SHORT TASK: Please reproduce every record, keeping each one exactly as written.

Data records:
################

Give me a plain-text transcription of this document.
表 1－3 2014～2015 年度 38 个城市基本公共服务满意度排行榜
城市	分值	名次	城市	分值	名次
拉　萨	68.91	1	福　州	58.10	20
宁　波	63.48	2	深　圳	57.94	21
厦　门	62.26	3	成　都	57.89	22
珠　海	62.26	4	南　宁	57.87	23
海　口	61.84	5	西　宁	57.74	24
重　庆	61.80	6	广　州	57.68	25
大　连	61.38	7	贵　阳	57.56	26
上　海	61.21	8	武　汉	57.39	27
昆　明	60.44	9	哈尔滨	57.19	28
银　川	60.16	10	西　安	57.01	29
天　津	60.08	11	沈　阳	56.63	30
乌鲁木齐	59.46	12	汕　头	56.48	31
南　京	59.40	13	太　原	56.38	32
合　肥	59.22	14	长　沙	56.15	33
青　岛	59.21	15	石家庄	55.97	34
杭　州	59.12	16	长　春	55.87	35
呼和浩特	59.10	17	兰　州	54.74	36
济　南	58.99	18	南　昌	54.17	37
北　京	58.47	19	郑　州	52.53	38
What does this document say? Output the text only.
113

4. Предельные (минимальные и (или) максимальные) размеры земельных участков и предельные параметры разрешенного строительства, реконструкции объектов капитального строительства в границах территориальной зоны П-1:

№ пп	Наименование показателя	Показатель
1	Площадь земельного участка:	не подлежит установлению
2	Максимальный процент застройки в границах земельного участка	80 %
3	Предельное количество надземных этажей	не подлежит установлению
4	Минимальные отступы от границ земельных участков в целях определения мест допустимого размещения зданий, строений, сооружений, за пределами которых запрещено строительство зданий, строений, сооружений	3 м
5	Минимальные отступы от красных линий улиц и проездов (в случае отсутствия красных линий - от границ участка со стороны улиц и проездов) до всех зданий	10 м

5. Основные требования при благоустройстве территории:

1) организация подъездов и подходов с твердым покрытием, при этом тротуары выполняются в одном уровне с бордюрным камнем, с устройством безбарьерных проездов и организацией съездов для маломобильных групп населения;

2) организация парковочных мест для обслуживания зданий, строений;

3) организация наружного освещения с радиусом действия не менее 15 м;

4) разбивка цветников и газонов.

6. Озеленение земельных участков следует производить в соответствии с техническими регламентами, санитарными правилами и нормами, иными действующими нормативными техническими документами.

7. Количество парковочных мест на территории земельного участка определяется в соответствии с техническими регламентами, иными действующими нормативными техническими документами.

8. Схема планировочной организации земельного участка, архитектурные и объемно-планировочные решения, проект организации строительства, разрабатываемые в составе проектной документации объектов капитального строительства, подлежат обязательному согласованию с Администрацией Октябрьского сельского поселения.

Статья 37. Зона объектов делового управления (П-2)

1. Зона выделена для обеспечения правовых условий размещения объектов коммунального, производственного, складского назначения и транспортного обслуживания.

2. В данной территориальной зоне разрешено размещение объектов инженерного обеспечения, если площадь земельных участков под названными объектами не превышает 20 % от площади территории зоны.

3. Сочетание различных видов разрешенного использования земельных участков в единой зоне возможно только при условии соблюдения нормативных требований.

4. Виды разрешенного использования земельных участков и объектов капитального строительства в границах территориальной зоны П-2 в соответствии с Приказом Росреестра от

################

RESULT FOR THIS TASK:
Give me a plain-text transcription of this document.
表 1－3 2014～2015 年度 38 个城市基本公共服务满意度排行榜
城市	分值	名次	城市	分值	名次
拉　萨	68.91	1	福　州	58.10	20
宁　波	63.48	2	深　圳	57.94	21
厦　门	62.26	3	成　都	57.89	22
珠　海	62.26	4	南　宁	57.87	23
海　口	61.84	5	西　宁	57.74	24
重　庆	61.80	6	广　州	57.68	25
大　连	61.38	7	贵　阳	57.56	26
上　海	61.21	8	武　汉	57.39	27
昆　明	60.44	9	哈尔滨	57.19	28
银　川	60.16	10	西　安	57.01	29
天　津	60.08	11	沈　阳	56.63	30
乌鲁木齐	59.46	12	汕　头	56.48	31
南　京	59.40	13	太　原	56.38	32
合　肥	59.22	14	长　沙	56.15	33
青　岛	59.21	15	石家庄	55.97	34
杭　州	59.12	16	长　春	55.87	35
呼和浩特	59.10	17	兰　州	54.74	36
济　南	58.99	18	南　昌	54.17	37
北　京	58.47	19	郑　州	52.53	38
What does this document say? Output the text only.
113

4. Предельные (минимальные и (или) максимальные) размеры земельных участков и предельные параметры разрешенного строительства, реконструкции объектов капитального строительства в границах территориальной зоны П-1:

№ пп	Наименование показателя	Показатель
1	Площадь земельного участка:	не подлежит установлению
2	Максимальный процент застройки в границах земельного участка	80 %
3	Предельное количество надземных этажей	не подлежит установлению
4	Минимальные отступы от границ земельных участков в целях определения мест допустимого размещения зданий, строений, сооружений, за пределами которых запрещено строительство зданий, строений, сооружений	3 м
5	Минимальные отступы от красных линий улиц и проездов (в случае отсутствия красных линий - от границ участка со стороны улиц и проездов) до всех зданий	10 м

5. Основные требования при благоустройстве территории:

1) организация подъездов и подходов с твердым покрытием, при этом тротуары выполняются в одном уровне с бордюрным камнем, с устройством безбарьерных проездов и организацией съездов для маломобильных групп населения;

2) организация парковочных мест для обслуживания зданий, строений;

3) организация наружного освещения с радиусом действия не менее 15 м;

4) разбивка цветников и газонов.

6. Озеленение земельных участков следует производить в соответствии с техническими регламентами, санитарными правилами и нормами, иными действующими нормативными техническими документами.

7. Количество парковочных мест на территории земельного участка определяется в соответствии с техническими регламентами, иными действующими нормативными техническими документами.

8. Схема планировочной организации земельного участка, архитектурные и объемно-планировочные решения, проект организации строительства, разрабатываемые в составе проектной документации объектов капитального строительства, подлежат обязательному согласованию с Администрацией Октябрьского сельского поселения.

Статья 37. Зона объектов делового управления (П-2)

1. Зона выделена для обеспечения правовых условий размещения объектов коммунального, производственного, складского назначения и транспортного обслуживания.

2. В данной территориальной зоне разрешено размещение объектов инженерного обеспечения, если площадь земельных участков под названными объектами не превышает 20 % от площади территории зоны.

3. Сочетание различных видов разрешенного использования земельных участков в единой зоне возможно только при условии соблюдения нормативных требований.

4. Виды разрешенного использования земельных участков и объектов капитального строительства в границах территориальной зоны П-2 в соответствии с Приказом Росреестра от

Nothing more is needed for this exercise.